Exercise material:
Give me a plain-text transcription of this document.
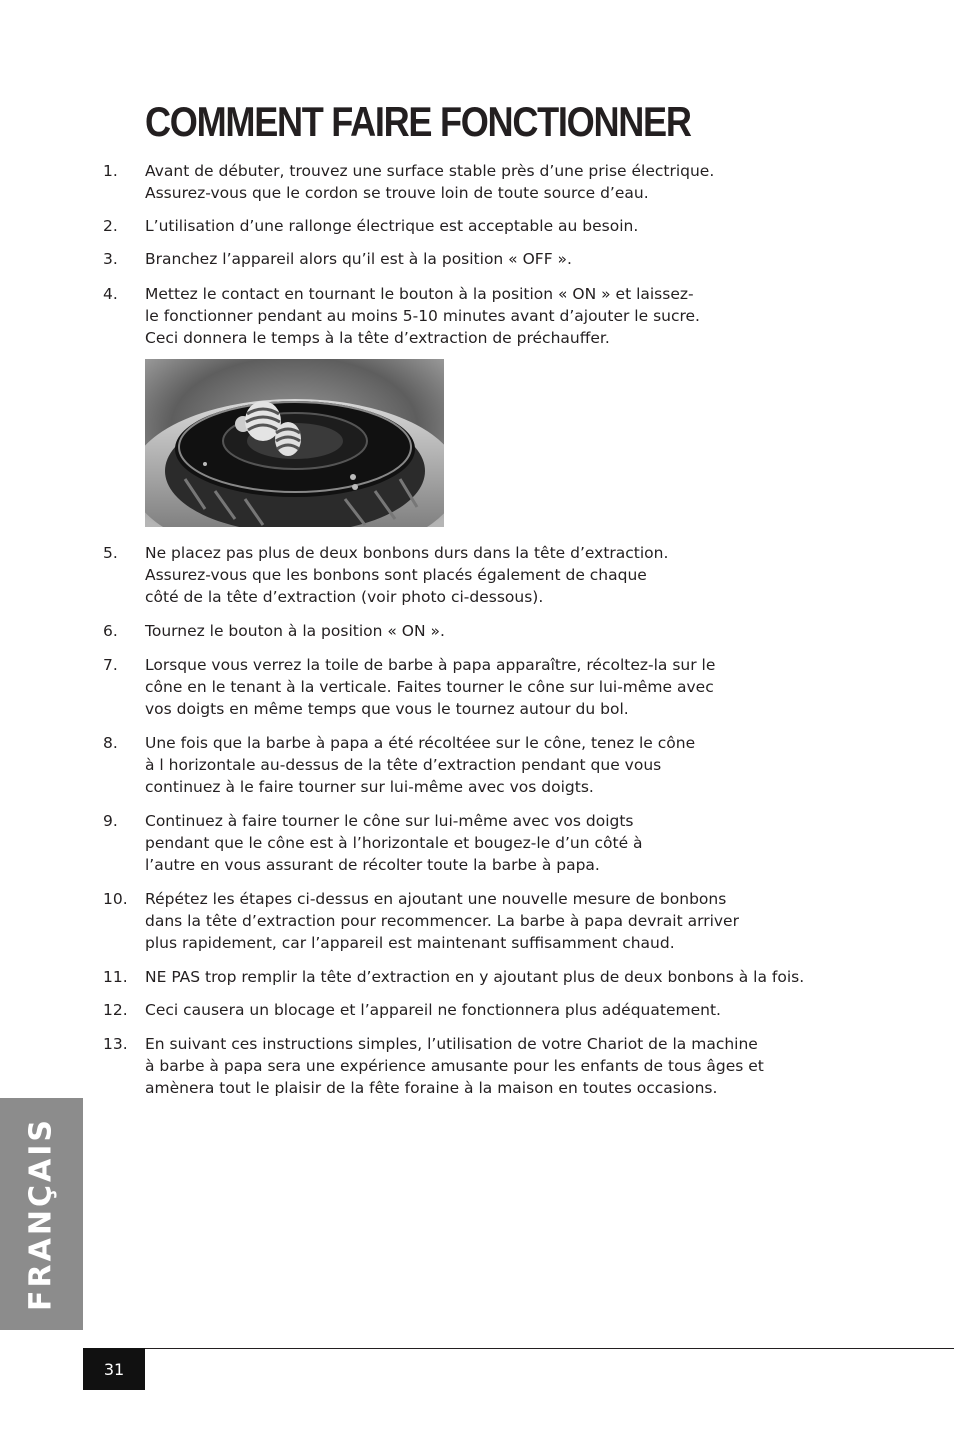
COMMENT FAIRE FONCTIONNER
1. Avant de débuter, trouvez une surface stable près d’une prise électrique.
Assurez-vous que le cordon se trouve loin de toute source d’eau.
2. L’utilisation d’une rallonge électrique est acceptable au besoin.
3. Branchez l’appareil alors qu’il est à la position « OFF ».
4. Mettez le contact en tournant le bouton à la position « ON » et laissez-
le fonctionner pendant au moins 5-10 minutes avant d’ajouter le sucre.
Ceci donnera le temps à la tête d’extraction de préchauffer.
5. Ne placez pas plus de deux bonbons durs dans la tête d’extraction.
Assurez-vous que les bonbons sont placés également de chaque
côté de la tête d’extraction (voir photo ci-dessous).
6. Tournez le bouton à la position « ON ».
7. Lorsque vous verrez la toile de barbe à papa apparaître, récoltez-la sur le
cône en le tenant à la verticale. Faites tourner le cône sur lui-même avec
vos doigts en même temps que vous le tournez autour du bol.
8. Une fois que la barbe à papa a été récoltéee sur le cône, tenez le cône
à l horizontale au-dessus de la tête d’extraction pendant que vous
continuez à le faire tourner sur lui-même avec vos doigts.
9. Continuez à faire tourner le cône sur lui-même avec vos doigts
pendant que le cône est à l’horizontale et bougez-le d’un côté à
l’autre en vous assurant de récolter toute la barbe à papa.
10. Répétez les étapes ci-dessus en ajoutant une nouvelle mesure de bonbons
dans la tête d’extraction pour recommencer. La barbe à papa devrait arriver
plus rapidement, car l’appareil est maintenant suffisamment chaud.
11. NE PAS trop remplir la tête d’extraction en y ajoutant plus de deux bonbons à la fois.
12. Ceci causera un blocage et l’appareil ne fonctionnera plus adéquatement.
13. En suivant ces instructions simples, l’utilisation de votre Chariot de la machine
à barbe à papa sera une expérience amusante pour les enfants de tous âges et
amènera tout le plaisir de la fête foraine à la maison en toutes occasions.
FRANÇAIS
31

Work required:
In the records above, find each line with the word "temps" and copy it.

Expected answer:
Ceci donnera le temps à la tête d’extraction de préchauffer.
vos doigts en même temps que vous le tournez autour du bol.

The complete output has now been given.